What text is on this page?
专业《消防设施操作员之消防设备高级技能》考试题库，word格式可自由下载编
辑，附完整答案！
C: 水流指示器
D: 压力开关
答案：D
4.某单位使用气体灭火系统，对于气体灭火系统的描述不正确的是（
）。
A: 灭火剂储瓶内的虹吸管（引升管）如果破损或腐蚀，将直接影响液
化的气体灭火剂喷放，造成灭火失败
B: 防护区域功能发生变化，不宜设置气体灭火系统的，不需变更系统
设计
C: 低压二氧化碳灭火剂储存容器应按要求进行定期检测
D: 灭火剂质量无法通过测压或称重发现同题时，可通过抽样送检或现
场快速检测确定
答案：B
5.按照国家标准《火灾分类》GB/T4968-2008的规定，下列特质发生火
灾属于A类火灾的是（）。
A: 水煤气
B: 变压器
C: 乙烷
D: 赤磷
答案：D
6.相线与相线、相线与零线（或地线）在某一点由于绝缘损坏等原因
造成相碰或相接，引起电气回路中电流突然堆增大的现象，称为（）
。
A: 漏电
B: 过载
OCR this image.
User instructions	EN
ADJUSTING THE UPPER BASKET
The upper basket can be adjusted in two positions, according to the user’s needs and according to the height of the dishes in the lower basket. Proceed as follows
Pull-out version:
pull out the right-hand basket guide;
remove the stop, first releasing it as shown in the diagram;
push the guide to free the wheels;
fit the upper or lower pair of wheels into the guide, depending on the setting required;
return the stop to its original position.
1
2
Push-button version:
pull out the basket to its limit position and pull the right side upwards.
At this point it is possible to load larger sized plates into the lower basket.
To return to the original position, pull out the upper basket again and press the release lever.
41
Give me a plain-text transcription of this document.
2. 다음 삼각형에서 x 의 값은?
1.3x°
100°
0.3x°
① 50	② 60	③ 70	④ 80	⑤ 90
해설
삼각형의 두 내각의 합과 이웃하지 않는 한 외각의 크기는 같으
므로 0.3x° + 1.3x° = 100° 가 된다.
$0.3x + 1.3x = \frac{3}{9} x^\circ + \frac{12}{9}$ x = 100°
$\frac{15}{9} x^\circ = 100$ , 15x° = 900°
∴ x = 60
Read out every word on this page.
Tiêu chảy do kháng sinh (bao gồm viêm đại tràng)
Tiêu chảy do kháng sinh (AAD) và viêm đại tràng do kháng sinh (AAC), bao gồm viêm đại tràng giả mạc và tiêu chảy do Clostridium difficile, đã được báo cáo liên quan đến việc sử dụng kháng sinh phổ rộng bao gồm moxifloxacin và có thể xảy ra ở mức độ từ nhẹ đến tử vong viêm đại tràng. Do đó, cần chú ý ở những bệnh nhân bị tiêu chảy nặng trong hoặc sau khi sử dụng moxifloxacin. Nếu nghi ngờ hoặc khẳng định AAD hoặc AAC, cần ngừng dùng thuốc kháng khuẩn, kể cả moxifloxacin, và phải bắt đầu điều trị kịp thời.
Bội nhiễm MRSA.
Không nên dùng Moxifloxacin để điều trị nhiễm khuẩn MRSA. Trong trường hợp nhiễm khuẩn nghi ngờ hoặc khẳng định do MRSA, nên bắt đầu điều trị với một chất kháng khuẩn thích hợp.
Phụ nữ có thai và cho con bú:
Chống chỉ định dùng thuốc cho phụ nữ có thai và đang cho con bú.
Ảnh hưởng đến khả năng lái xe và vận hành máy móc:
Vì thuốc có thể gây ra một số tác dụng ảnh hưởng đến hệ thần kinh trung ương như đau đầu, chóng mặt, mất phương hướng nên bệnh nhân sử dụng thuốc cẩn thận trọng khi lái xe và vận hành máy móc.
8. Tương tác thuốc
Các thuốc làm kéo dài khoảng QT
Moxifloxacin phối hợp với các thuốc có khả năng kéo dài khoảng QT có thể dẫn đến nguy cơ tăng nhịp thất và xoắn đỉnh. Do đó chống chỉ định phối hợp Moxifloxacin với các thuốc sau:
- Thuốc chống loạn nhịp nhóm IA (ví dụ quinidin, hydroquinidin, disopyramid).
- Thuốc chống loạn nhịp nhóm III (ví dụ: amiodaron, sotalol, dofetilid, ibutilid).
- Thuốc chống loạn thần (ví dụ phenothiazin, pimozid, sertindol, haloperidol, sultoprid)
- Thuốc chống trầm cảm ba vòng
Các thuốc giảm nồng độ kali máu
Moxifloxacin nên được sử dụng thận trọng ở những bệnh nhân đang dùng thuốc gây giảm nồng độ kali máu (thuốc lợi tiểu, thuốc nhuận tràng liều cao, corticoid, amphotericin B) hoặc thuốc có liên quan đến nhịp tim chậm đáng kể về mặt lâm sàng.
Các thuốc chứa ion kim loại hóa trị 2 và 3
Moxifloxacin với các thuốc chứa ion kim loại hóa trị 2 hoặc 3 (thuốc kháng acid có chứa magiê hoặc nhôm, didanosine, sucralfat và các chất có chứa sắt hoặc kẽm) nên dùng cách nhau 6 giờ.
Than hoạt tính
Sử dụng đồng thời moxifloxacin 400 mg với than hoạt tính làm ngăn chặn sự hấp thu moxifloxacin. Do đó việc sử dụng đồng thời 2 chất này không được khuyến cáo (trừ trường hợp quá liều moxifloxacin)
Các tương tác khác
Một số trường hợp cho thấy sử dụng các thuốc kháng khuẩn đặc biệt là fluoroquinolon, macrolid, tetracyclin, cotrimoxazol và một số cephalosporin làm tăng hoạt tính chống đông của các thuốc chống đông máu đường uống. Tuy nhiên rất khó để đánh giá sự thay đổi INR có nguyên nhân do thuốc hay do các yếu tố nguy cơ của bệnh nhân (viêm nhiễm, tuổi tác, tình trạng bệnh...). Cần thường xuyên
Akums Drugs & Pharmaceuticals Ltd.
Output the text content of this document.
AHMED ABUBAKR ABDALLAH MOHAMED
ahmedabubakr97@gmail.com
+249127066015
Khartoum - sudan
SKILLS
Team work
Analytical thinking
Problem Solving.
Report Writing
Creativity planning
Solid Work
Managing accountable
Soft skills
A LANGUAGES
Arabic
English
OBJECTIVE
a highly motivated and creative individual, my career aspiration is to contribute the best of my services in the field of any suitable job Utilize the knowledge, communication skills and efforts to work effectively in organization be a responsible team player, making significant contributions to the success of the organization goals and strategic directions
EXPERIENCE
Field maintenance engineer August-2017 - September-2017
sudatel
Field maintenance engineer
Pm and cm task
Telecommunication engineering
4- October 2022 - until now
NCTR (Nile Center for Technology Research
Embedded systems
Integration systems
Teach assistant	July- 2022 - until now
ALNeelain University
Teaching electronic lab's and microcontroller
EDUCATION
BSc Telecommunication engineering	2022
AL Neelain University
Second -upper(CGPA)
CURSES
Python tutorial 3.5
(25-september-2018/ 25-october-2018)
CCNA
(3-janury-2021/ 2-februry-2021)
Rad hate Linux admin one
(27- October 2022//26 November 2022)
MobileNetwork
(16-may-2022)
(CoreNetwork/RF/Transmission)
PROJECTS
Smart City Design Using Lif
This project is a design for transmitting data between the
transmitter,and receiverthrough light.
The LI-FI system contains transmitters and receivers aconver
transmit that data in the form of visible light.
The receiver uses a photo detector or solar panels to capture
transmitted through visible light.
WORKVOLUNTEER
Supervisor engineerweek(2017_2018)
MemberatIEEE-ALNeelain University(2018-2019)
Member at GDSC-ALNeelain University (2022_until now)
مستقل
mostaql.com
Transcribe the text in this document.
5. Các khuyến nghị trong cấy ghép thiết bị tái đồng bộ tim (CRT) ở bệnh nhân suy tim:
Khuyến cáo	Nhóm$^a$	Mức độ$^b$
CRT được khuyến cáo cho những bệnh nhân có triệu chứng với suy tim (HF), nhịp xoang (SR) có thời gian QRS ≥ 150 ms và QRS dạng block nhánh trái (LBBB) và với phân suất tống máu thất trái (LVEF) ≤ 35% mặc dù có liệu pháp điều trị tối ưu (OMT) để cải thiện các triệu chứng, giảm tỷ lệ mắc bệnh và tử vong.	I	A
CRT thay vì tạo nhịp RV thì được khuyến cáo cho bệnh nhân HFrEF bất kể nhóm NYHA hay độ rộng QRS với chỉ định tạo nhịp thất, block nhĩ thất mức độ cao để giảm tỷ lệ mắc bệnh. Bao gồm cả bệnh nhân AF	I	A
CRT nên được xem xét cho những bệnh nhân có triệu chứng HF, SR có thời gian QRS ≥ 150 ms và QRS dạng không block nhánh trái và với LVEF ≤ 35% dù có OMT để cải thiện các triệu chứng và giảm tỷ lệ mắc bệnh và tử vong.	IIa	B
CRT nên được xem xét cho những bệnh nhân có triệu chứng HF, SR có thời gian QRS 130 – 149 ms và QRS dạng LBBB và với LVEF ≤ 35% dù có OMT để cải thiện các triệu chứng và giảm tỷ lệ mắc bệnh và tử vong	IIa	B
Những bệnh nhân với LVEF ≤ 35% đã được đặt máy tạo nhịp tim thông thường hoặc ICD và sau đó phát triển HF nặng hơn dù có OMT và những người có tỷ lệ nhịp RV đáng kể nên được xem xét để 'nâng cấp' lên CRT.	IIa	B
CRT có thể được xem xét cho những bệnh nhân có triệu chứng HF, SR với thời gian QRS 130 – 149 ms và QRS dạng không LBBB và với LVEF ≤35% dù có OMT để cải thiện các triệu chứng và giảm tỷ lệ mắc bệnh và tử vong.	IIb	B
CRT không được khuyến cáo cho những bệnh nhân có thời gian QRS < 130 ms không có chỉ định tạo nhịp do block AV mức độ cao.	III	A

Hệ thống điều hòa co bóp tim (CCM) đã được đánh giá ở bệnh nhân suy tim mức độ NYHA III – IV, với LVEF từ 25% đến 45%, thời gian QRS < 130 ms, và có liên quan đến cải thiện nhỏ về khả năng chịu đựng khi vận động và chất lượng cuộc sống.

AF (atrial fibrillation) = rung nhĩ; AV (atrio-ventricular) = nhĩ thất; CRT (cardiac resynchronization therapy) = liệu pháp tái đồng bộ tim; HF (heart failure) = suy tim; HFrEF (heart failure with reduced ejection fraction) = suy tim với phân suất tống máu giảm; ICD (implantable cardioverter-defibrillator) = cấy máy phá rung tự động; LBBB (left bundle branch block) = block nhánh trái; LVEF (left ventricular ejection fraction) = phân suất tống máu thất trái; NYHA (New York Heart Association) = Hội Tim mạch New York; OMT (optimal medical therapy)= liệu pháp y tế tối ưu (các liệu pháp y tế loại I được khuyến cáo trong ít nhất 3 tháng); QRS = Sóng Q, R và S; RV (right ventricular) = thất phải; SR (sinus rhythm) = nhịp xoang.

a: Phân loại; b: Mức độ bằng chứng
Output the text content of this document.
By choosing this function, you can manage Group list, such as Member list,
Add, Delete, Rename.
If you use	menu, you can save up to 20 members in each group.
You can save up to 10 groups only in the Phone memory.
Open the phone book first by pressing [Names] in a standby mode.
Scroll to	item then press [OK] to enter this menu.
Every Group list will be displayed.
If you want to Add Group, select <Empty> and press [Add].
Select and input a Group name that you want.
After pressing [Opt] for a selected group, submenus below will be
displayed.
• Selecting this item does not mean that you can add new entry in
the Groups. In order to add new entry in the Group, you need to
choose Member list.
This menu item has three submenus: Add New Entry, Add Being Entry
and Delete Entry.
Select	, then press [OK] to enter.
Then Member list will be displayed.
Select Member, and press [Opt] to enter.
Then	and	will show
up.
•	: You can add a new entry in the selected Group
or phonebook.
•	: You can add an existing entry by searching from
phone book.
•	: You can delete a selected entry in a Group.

::::::::::

- EXERCISE REQUIREMENTS
Select every line above that contains the word "đang", and copy it.

- EXPECTED ANSWER
Chống chỉ định dùng thuốc cho phụ nữ có thai và đang cho con bú.
Moxifloxacin nên được sử dụng thận trọng ở những bệnh nhân đang dùng thuốc gây giảm nồng độ kali máu (thuốc lợi tiểu, thuốc nhuận tràng liều cao, corticoid, amphotericin B) hoặc thuốc có liên quan đến nhịp tim chậm đáng kể về mặt lâm sàng.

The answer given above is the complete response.